━━━ Provided records

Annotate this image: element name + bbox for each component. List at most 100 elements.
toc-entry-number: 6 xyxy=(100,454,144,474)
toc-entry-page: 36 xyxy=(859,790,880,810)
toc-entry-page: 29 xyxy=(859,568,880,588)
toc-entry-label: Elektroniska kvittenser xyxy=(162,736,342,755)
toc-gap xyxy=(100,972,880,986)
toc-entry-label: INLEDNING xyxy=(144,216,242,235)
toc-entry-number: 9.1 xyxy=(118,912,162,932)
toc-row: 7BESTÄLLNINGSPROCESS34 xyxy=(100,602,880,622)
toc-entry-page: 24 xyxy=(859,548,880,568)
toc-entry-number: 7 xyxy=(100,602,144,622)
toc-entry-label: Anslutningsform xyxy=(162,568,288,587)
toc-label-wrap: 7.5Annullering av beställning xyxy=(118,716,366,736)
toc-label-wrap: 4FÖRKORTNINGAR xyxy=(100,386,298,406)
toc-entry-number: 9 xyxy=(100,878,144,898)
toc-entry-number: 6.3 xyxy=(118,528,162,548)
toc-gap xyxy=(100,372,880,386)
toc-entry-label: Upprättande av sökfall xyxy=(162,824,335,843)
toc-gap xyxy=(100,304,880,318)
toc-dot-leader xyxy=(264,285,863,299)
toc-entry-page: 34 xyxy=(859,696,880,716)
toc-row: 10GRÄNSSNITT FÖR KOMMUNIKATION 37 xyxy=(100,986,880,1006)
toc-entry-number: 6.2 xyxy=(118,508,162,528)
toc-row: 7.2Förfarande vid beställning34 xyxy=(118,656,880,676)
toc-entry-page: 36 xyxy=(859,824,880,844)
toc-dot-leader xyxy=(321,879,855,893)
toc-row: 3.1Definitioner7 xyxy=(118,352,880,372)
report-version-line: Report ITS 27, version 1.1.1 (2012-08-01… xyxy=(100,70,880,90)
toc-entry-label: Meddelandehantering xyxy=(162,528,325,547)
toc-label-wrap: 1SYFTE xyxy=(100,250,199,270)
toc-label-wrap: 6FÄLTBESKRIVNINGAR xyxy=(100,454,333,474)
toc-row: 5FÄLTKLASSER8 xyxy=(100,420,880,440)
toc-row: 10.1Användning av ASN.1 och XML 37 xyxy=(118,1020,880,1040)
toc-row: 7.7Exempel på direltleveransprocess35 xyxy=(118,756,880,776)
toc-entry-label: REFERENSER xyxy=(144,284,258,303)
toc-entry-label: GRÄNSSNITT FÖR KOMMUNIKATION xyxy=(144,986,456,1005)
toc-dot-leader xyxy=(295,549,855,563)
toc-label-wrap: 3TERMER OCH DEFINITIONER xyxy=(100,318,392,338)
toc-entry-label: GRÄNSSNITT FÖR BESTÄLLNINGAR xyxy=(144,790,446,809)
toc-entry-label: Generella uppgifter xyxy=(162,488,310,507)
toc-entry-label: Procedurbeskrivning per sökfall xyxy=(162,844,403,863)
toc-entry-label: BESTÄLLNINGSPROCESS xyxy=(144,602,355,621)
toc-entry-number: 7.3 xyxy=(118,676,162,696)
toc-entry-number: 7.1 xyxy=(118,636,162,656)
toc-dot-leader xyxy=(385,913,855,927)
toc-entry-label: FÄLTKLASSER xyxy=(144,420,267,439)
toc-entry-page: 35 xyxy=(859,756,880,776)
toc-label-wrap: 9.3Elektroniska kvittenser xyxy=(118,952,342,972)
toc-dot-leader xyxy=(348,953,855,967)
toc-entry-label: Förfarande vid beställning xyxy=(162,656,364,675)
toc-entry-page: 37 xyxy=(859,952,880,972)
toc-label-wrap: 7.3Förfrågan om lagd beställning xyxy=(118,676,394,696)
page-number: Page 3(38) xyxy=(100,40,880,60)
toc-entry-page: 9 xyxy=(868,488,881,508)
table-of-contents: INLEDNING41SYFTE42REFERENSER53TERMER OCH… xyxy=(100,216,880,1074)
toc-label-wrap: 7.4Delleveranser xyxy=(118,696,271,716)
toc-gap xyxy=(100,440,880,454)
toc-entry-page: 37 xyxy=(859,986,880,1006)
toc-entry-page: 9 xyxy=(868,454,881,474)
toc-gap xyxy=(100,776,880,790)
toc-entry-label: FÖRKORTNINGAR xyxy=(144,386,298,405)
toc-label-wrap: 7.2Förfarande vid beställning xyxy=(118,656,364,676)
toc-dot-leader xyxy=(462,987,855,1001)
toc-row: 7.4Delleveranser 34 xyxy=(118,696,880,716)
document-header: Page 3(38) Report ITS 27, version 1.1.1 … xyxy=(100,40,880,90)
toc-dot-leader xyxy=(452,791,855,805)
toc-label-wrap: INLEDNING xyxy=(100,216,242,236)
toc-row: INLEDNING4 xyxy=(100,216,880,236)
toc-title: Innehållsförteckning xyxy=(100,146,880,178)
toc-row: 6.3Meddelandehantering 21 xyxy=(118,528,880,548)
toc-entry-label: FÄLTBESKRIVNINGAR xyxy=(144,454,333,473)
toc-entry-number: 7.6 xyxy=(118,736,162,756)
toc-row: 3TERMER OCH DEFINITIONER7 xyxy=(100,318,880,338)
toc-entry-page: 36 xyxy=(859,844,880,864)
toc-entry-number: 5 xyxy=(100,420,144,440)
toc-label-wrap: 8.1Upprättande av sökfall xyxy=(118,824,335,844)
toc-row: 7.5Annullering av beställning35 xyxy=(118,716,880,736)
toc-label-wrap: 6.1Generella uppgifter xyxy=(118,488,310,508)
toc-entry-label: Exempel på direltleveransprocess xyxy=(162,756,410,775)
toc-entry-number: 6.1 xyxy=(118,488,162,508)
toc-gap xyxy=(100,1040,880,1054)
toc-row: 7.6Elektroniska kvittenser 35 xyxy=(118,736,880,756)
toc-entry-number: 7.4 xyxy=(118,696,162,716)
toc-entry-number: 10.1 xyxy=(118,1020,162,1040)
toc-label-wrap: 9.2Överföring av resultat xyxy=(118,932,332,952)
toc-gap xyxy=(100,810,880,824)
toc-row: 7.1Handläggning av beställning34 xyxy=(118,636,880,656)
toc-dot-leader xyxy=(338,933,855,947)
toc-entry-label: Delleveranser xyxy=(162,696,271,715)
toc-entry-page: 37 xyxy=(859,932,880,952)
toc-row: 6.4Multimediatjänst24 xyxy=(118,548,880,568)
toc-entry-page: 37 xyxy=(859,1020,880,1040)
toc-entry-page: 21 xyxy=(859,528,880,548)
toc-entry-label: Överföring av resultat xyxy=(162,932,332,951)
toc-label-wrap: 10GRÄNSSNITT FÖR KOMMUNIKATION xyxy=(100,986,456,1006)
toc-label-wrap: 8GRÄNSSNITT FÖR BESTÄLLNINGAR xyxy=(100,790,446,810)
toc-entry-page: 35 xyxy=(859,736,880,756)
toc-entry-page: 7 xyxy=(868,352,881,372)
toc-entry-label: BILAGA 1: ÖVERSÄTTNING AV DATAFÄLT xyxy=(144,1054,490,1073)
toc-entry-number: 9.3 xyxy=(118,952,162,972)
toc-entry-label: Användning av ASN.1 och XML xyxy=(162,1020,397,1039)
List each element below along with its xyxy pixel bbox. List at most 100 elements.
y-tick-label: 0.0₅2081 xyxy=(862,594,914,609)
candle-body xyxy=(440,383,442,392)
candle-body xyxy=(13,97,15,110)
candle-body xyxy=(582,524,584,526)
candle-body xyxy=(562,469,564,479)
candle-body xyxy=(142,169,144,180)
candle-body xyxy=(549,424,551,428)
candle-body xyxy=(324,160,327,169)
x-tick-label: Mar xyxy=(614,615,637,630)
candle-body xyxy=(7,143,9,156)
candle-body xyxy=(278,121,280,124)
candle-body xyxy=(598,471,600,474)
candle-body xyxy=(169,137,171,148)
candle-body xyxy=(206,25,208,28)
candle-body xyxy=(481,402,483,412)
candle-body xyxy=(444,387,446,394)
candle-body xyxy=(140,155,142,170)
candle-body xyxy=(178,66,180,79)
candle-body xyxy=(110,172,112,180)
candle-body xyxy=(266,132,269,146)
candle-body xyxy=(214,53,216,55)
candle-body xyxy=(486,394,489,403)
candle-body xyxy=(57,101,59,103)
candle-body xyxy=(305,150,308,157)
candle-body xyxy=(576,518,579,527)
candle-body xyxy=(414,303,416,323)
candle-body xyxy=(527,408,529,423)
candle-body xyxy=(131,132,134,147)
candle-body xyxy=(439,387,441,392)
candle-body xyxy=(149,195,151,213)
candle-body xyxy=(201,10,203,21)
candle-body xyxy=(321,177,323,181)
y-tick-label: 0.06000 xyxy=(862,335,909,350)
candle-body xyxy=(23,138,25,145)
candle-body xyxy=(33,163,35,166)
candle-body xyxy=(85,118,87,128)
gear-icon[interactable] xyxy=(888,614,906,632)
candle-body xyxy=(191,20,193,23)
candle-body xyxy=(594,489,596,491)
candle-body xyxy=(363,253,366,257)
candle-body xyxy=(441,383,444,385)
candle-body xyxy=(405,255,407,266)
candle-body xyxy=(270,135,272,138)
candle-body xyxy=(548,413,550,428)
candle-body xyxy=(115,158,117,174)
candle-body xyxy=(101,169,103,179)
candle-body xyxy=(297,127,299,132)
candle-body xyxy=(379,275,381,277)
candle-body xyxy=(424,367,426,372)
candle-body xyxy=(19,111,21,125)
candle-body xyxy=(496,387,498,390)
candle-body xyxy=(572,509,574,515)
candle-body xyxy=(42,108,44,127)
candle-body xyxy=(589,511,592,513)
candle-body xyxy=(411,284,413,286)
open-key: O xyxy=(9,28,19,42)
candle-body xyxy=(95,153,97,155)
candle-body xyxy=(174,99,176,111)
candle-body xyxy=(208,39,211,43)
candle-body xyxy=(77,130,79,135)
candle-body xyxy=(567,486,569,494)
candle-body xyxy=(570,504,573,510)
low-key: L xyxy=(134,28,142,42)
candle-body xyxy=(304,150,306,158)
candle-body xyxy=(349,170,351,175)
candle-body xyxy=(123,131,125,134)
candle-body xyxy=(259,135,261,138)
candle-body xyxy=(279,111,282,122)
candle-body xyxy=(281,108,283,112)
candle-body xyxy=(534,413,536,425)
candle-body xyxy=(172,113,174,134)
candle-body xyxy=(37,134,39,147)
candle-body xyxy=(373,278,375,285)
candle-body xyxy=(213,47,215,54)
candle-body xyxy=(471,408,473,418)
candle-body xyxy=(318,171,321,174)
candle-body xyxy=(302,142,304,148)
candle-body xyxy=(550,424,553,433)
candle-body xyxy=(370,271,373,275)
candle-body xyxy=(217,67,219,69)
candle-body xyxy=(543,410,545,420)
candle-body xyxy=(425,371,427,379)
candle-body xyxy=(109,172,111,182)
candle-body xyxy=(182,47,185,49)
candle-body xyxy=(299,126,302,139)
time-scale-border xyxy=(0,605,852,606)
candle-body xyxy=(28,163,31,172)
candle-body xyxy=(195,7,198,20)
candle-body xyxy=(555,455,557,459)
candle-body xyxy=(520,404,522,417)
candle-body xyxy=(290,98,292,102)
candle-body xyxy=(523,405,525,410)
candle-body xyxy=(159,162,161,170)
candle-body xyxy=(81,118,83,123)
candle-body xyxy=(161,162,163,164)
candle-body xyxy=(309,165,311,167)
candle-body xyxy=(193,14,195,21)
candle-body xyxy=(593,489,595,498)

━━━━━━

## [Exercise task]
Update the material from its first line up to and including the line with "toc-row: 10.1Användning av" by changing "toc-gap" to "toc-spacer" wherever it occurs. Keep everything else the same.

## [Exercise output]
Annotate this image: element name + bbox for each component. List at most 100 elements.
toc-entry-number: 6 xyxy=(100,454,144,474)
toc-entry-page: 36 xyxy=(859,790,880,810)
toc-entry-page: 29 xyxy=(859,568,880,588)
toc-entry-label: Elektroniska kvittenser xyxy=(162,736,342,755)
toc-spacer xyxy=(100,972,880,986)
toc-entry-label: INLEDNING xyxy=(144,216,242,235)
toc-entry-number: 9.1 xyxy=(118,912,162,932)
toc-row: 7BESTÄLLNINGSPROCESS34 xyxy=(100,602,880,622)
toc-entry-page: 24 xyxy=(859,548,880,568)
toc-entry-number: 7 xyxy=(100,602,144,622)
toc-entry-label: Anslutningsform xyxy=(162,568,288,587)
toc-label-wrap: 7.5Annullering av beställning xyxy=(118,716,366,736)
toc-label-wrap: 4FÖRKORTNINGAR xyxy=(100,386,298,406)
toc-entry-number: 9 xyxy=(100,878,144,898)
toc-entry-number: 6.3 xyxy=(118,528,162,548)
toc-spacer xyxy=(100,372,880,386)
toc-entry-label: Upprättande av sökfall xyxy=(162,824,335,843)
toc-spacer xyxy=(100,304,880,318)
toc-dot-leader xyxy=(264,285,863,299)
toc-entry-page: 34 xyxy=(859,696,880,716)
toc-row: 10GRÄNSSNITT FÖR KOMMUNIKATION 37 xyxy=(100,986,880,1006)
toc-entry-number: 6.2 xyxy=(118,508,162,528)
toc-row: 7.2Förfarande vid beställning34 xyxy=(118,656,880,676)
toc-entry-page: 36 xyxy=(859,824,880,844)
toc-dot-leader xyxy=(321,879,855,893)
toc-row: 3.1Definitioner7 xyxy=(118,352,880,372)
report-version-line: Report ITS 27, version 1.1.1 (2012-08-01… xyxy=(100,70,880,90)
toc-entry-label: Meddelandehantering xyxy=(162,528,325,547)
toc-label-wrap: 1SYFTE xyxy=(100,250,199,270)
toc-label-wrap: 6FÄLTBESKRIVNINGAR xyxy=(100,454,333,474)
toc-row: 5FÄLTKLASSER8 xyxy=(100,420,880,440)
toc-row: 10.1Användning av ASN.1 och XML 37 xyxy=(118,1020,880,1040)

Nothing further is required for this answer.